# Task objective
Scan each line of the records for the word "anders" and extract the ones that have it.

** BEGIN Extracted information **

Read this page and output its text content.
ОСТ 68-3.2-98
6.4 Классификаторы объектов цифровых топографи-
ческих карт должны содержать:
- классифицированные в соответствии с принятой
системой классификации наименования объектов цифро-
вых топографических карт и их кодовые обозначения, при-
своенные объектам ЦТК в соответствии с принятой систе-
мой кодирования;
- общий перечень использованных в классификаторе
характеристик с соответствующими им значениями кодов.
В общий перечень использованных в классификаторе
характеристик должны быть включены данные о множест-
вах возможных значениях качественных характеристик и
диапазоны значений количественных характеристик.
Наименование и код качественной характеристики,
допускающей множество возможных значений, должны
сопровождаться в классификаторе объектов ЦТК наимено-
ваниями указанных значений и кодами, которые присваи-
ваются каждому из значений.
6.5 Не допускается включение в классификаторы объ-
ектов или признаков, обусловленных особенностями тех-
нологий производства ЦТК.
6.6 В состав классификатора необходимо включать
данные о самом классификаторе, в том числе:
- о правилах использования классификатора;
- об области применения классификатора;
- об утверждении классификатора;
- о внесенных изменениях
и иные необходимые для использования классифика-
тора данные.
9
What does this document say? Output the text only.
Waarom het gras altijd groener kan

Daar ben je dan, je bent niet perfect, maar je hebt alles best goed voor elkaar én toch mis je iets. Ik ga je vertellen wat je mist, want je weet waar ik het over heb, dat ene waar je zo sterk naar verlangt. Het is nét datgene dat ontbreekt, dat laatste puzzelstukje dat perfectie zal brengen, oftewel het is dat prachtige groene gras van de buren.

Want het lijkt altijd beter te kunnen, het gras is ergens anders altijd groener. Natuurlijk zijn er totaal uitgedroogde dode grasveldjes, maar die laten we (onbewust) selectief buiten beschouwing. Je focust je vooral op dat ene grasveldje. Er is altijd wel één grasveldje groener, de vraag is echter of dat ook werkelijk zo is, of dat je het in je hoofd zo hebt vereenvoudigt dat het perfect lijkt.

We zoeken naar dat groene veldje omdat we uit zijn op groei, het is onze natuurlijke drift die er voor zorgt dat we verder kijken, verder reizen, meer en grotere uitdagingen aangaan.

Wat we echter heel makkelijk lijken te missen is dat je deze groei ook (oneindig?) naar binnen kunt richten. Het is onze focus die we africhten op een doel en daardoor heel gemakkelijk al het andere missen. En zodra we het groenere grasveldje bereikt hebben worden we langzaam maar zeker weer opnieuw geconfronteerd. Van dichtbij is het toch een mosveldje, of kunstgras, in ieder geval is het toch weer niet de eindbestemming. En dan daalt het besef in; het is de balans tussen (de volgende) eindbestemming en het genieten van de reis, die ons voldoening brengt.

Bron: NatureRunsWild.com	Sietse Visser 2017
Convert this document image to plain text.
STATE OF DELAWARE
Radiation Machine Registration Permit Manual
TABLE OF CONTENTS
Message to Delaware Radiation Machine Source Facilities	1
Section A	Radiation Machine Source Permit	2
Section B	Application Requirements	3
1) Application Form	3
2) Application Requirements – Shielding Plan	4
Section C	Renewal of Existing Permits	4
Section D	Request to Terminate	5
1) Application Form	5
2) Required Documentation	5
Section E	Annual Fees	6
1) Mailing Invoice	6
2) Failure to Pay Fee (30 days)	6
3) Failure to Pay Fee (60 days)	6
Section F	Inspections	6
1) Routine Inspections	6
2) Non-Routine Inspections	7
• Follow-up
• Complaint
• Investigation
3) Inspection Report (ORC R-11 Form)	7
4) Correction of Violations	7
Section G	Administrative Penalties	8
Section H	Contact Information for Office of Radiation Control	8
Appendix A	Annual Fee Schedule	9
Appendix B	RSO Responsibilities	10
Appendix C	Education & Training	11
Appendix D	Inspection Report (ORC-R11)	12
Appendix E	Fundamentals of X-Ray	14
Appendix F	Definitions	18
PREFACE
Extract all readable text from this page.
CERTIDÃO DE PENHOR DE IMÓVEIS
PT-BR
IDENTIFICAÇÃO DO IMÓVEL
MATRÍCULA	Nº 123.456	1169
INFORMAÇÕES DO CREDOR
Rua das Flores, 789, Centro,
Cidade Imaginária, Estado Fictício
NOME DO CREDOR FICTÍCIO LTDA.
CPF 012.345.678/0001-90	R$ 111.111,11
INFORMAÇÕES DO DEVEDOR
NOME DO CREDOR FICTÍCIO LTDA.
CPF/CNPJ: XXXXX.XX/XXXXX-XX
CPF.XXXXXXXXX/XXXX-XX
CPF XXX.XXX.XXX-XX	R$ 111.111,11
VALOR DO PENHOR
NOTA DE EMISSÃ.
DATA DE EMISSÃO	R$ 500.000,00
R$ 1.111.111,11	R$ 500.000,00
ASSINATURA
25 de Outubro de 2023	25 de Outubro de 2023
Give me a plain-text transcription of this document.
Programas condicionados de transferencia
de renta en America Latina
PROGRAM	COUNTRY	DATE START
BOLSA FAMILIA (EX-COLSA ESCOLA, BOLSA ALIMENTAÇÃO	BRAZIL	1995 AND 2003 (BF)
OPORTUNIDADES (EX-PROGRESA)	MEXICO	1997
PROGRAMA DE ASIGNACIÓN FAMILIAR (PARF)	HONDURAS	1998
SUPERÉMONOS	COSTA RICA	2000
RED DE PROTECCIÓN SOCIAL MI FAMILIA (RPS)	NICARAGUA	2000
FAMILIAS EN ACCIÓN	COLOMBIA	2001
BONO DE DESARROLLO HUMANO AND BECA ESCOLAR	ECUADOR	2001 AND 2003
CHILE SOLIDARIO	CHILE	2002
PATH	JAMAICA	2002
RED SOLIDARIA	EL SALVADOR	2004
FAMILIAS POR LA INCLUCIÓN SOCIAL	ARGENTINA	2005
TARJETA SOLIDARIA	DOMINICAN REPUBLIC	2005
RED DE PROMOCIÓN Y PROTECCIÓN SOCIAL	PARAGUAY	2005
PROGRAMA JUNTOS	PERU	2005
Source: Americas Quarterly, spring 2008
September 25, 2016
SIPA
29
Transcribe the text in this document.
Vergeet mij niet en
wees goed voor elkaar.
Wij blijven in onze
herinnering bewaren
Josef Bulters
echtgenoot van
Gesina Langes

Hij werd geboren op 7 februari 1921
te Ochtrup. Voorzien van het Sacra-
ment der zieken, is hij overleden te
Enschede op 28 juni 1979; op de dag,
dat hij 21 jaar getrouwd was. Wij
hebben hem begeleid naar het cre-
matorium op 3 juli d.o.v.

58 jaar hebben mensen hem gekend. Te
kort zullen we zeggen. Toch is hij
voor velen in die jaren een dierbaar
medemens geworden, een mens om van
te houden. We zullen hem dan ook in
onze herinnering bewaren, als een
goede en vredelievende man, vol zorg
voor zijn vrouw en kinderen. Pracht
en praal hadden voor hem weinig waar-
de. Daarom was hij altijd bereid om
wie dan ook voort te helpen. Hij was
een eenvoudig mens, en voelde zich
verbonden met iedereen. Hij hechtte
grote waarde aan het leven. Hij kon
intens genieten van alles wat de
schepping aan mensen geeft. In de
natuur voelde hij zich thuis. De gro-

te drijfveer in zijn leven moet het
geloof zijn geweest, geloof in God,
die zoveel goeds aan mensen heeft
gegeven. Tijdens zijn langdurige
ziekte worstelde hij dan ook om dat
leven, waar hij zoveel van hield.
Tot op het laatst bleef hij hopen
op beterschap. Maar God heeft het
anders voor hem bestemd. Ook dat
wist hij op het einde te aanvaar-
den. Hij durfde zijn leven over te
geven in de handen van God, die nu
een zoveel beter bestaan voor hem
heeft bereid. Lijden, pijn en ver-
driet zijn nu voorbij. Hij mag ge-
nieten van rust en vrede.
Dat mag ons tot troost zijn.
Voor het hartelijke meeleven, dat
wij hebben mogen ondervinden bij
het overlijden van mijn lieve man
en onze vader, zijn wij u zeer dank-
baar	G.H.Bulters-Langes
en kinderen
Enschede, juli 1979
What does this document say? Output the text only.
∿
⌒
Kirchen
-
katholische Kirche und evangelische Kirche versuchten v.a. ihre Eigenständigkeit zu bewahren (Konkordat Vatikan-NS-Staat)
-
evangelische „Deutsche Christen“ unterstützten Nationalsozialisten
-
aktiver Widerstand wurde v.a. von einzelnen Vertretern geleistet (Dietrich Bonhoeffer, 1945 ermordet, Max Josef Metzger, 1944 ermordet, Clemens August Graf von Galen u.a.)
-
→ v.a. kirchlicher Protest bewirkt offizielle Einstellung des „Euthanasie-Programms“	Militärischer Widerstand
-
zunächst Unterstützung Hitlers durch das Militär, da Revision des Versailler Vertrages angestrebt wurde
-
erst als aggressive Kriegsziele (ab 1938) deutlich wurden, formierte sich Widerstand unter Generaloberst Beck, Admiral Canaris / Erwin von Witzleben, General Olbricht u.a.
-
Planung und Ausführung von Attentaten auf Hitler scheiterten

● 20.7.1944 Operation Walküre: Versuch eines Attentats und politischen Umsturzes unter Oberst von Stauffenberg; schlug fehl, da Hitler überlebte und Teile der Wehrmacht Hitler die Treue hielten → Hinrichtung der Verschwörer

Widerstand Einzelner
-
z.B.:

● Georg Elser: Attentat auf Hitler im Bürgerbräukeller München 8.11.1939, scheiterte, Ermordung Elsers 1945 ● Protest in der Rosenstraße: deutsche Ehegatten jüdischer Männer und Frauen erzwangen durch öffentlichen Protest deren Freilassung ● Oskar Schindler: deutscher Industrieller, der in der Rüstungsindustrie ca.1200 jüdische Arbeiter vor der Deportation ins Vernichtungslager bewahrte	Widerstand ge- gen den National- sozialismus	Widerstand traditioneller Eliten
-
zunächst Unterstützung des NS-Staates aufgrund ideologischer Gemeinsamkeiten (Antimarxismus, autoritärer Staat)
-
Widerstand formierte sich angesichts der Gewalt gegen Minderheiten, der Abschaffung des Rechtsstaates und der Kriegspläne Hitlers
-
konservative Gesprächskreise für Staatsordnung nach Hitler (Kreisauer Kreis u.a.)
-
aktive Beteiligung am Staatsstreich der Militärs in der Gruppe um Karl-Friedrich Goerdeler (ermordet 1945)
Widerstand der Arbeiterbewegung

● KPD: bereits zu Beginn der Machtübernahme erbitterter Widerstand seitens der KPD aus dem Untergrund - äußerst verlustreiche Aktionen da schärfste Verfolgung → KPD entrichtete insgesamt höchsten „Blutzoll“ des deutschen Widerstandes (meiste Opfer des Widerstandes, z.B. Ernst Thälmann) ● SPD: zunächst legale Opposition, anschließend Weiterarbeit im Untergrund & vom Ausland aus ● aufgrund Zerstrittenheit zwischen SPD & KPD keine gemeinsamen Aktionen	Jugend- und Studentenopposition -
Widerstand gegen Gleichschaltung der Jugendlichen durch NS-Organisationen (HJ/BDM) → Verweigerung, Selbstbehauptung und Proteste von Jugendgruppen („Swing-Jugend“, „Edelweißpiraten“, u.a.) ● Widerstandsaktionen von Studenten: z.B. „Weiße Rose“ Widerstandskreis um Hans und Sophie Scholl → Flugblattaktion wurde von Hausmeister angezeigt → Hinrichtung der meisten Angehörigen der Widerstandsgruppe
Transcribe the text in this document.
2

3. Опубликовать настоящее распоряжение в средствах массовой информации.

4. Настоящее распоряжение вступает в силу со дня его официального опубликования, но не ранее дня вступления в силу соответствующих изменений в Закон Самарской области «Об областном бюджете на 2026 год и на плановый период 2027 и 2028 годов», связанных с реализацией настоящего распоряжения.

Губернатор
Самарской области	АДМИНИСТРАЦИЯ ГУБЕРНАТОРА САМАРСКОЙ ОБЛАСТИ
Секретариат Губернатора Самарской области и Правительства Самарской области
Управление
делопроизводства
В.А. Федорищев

** END Extracted information **

# Solution to this exercise
Want het lijkt altijd beter te kunnen, het gras is ergens anders altijd groener. Natuurlijk zijn er totaal uitgedroogde dode grasveldjes, maar die laten we (onbewust) selectief buiten beschouwing. Je focust je vooral op dat ene grasveldje. Er is altijd wel één grasveldje groener, de vraag is echter of dat ook werkelijk zo is, of dat je het in je hoofd zo hebt vereenvoudigt dat het perfect lijkt.
anders voor hem bestemd. Ook dat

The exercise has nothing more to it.